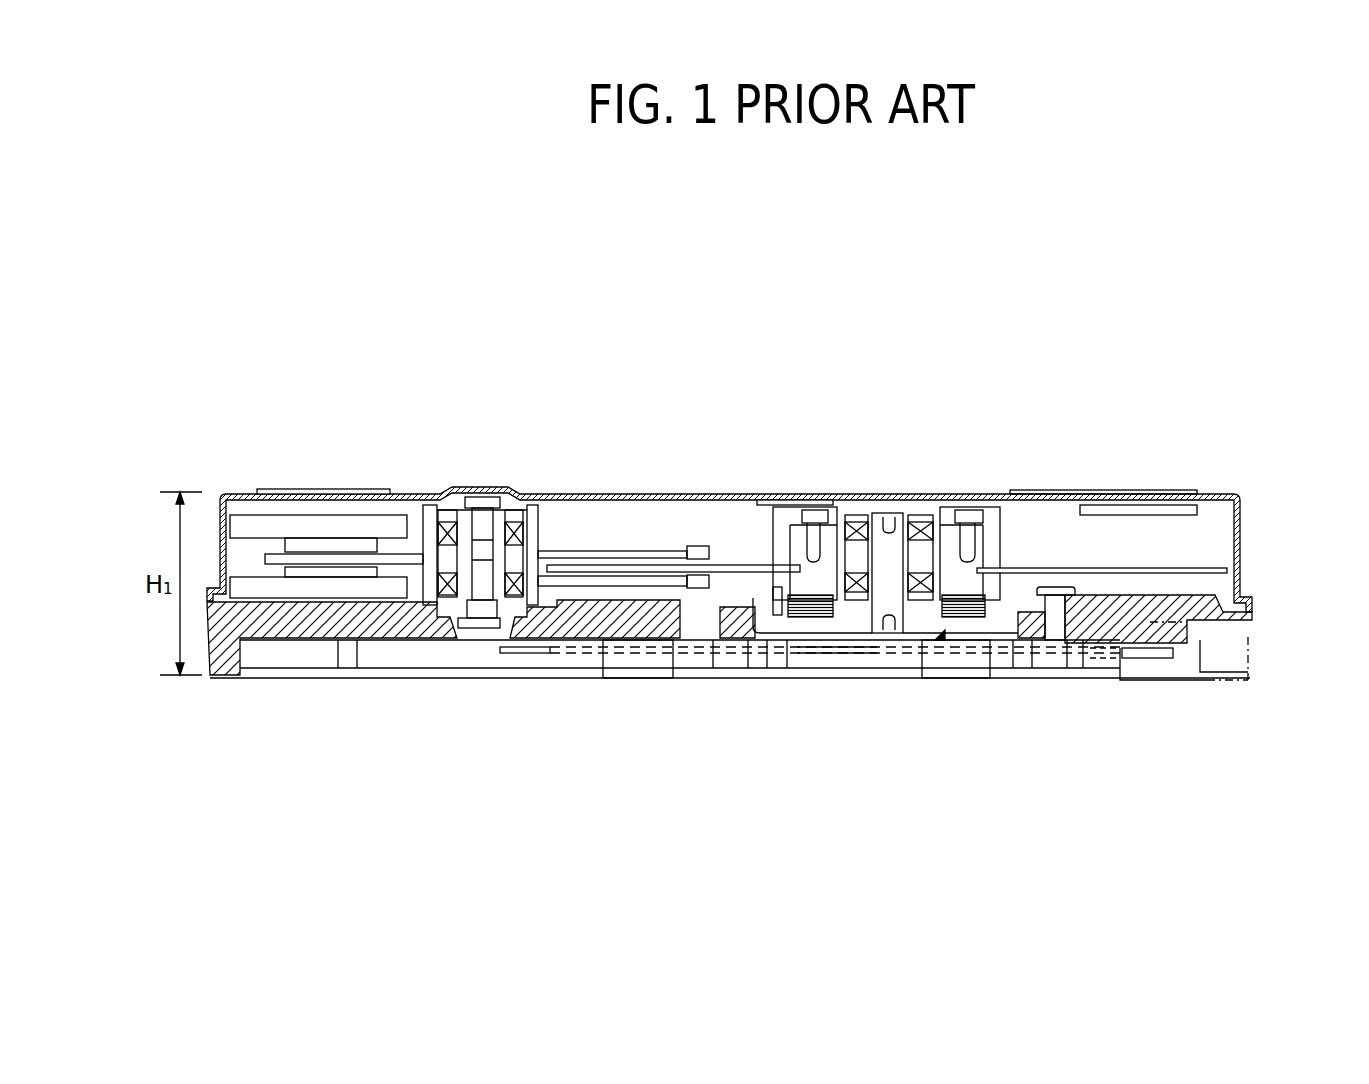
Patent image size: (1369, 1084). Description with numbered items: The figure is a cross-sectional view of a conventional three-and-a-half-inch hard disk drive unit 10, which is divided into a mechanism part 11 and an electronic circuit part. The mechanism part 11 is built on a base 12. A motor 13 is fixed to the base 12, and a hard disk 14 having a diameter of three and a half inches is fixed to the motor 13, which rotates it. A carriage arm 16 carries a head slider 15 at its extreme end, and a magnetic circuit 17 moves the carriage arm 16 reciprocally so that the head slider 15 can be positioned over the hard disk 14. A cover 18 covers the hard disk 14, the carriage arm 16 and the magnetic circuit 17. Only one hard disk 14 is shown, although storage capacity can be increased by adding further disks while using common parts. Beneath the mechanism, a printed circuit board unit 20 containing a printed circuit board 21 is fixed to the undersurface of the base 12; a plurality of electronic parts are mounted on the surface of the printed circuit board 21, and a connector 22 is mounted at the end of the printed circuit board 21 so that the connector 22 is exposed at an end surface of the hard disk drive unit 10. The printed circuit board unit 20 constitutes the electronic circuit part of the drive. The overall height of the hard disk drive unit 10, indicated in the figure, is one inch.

The hard disk drive unit 10 is at (1150, 389).
The mechanism part 11 is at (1238, 496).
The base 12 is at (300, 638).
The motor 13 is at (938, 641).
The hard disk 14 is at (1053, 565).
The head slider 15 is at (756, 580).
The carriage arm 16 is at (571, 530).
The magnetic circuit 17 is at (315, 503).
The cover 18 is at (257, 490).
The printed circuit board unit 20 is at (1143, 683).
The printed circuit board 21 is at (845, 657).
The connector 22 is at (1230, 682).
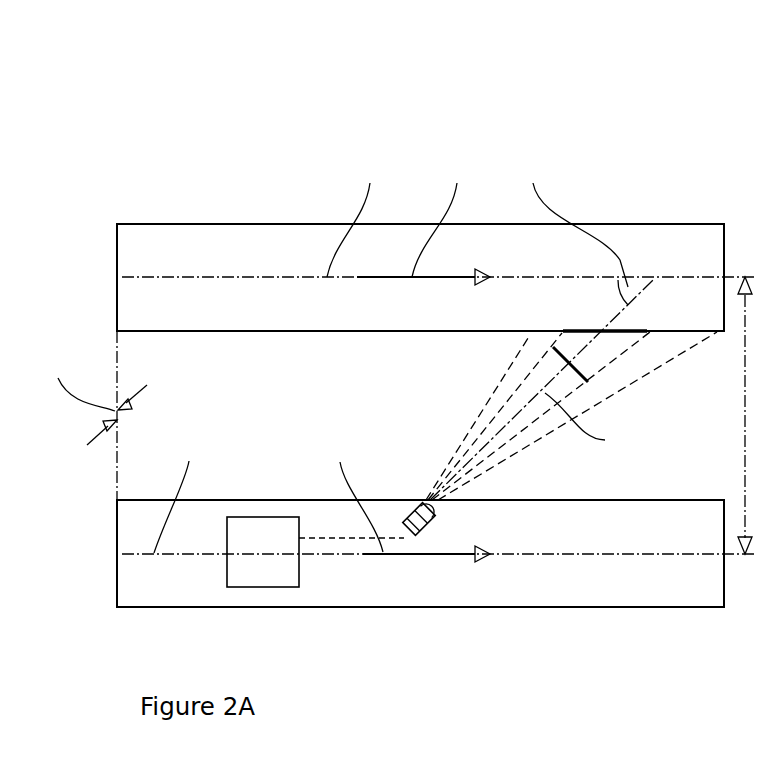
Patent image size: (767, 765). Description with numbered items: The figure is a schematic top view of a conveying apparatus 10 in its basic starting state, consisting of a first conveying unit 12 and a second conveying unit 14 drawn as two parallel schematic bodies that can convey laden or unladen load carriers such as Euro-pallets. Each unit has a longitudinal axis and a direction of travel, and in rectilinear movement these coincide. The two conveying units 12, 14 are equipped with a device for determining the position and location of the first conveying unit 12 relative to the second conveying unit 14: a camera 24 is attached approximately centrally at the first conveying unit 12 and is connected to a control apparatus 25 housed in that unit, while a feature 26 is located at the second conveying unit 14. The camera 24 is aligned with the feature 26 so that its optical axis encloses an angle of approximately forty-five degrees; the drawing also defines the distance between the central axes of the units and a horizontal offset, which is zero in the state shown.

The conveying apparatus 10 is at (175, 133).
The second conveying unit 14 is at (255, 224).
The first conveying unit 12 is at (211, 500).
The control apparatus 25 is at (272, 517).
The camera 24 is at (408, 506).
The feature 26 is at (616, 331).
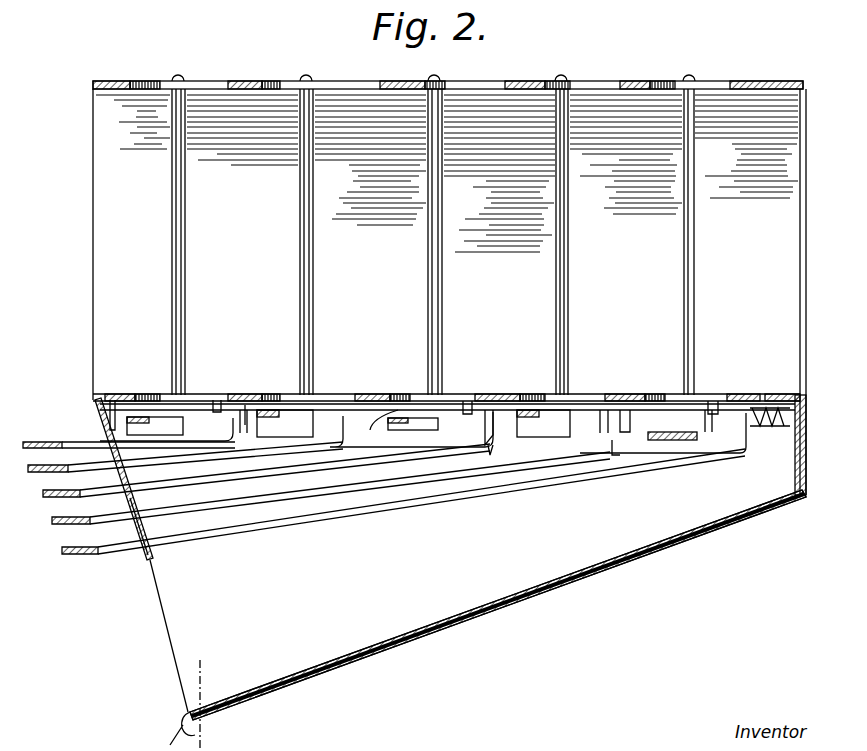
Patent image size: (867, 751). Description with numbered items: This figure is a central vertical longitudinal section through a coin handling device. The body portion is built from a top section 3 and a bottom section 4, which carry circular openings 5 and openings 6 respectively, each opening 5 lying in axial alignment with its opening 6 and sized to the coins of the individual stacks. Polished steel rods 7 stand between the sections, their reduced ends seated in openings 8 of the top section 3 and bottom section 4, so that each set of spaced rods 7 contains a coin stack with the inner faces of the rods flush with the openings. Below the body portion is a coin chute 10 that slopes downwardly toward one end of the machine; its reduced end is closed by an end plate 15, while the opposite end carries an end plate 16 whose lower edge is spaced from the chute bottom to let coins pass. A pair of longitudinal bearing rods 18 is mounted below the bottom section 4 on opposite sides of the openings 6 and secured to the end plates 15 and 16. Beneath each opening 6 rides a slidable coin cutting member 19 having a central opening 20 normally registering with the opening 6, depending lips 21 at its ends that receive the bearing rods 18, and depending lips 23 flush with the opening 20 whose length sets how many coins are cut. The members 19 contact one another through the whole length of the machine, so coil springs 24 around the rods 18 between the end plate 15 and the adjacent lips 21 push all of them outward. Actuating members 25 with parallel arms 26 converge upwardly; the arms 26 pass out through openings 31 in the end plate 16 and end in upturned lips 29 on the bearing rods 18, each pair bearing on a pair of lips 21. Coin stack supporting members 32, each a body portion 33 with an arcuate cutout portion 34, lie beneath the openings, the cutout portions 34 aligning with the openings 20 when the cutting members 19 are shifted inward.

The top section 3 is at (245, 80).
The bottom section 4 is at (183, 68).
The openings 5 is at (203, 80).
The openings 6 is at (200, 394).
The rods 7 is at (170, 158).
The openings 8 is at (68, 392).
The coin chute 10 is at (492, 596).
The end plate 15 is at (796, 478).
The end plate 16 is at (142, 562).
The bearing rods 18 is at (675, 408).
The slidable coin cutting member 19 is at (112, 400).
The openings 20 is at (217, 400).
The depending lips 21 is at (762, 445).
The depending lips 23 is at (716, 455).
The coil springs 24 is at (780, 396).
The actuating members 25 is at (396, 511).
The parallel arms 26 is at (232, 520).
The upturned lips 29 is at (615, 445).
The openings 31 is at (145, 530).
The coin stack supporting members 32 is at (160, 425).
The body portion 33 is at (530, 410).
The cutout portion 34 is at (365, 380).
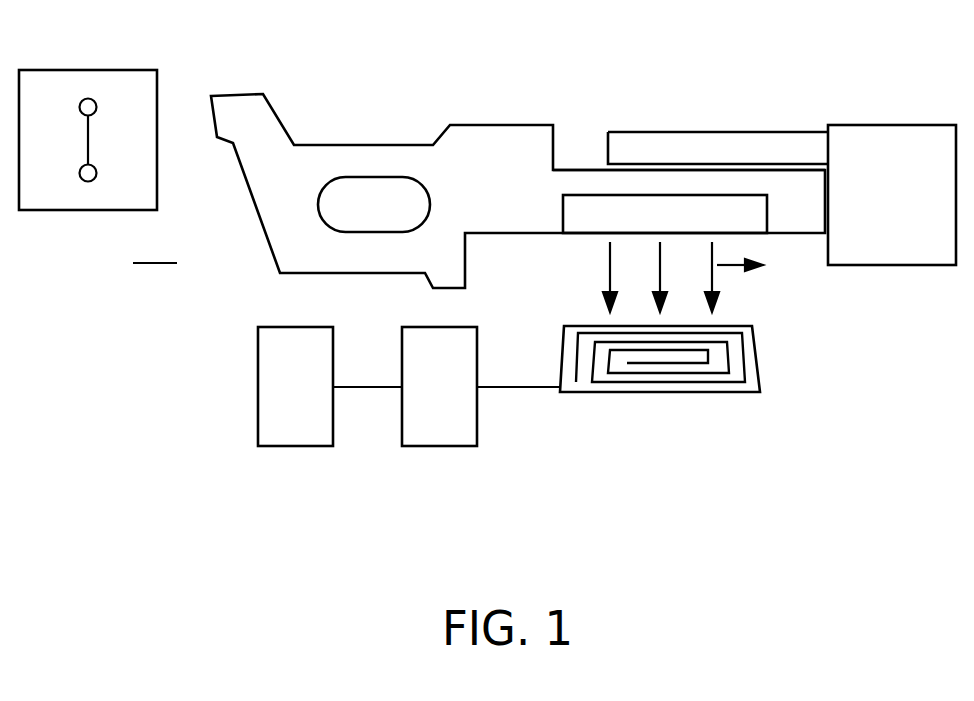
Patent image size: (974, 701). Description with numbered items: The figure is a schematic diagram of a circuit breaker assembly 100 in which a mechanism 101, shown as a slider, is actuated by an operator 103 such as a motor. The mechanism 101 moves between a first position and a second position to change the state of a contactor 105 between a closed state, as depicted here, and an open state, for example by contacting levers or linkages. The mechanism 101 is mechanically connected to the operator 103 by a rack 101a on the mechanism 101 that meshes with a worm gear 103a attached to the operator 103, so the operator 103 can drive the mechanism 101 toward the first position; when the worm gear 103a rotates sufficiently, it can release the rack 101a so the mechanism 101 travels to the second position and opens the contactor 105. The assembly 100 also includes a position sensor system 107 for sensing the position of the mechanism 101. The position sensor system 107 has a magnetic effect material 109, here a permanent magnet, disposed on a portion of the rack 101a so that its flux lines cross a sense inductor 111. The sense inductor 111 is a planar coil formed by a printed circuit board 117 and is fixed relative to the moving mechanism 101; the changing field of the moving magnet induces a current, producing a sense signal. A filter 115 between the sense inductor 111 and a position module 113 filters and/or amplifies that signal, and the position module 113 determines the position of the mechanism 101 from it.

The circuit breaker assembly 100 is at (348, 48).
The mechanism 101 is at (491, 168).
The rack 101a is at (588, 180).
The operator 103 is at (910, 211).
The worm gear 103a is at (717, 132).
The contactor 105 is at (148, 112).
The position sensor system 107 is at (822, 358).
The magnetic effect material 109 is at (575, 195).
The sense inductor 111 is at (718, 380).
The position module 113 is at (295, 447).
The filter 115 is at (437, 447).
The printed circuit board 117 is at (743, 395).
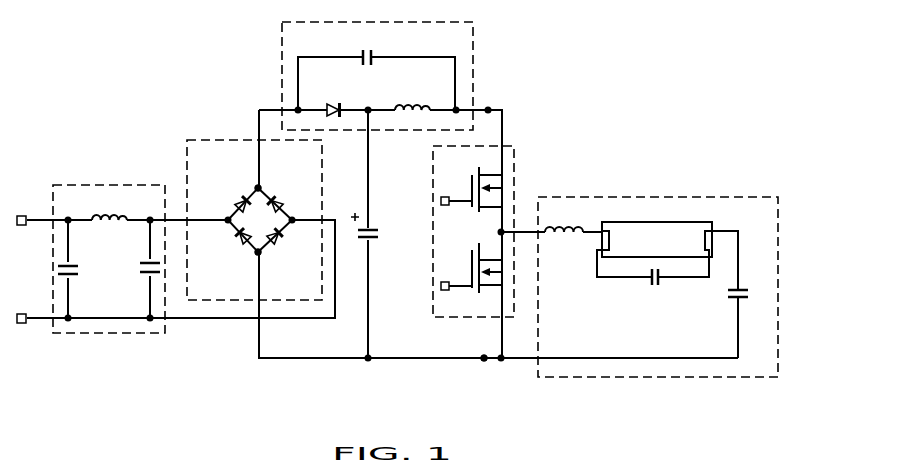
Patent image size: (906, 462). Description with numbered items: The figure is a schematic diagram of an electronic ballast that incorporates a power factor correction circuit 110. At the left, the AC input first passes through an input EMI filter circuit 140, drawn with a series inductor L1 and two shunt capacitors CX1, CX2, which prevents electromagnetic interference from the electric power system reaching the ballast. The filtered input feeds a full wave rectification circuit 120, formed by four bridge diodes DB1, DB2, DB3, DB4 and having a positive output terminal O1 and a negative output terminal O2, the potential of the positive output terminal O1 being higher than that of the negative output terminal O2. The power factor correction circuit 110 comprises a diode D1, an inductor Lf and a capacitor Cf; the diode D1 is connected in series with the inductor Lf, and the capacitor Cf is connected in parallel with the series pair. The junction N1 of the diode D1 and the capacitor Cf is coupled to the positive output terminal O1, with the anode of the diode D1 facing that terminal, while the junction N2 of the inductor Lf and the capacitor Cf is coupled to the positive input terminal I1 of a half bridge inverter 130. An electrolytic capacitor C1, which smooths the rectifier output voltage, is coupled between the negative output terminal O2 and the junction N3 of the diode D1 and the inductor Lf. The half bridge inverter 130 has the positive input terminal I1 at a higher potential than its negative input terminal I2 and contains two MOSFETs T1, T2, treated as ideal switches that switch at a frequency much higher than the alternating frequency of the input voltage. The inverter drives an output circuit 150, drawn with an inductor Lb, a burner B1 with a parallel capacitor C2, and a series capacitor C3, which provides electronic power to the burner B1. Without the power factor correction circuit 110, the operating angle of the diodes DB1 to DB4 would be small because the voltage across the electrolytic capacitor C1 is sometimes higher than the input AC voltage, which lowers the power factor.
____
◆ GOAL OF THE EXERCISE
Count the lines in the rows above that contain the string "control". Reply with only that number.

◆ FINAL ANSWER
2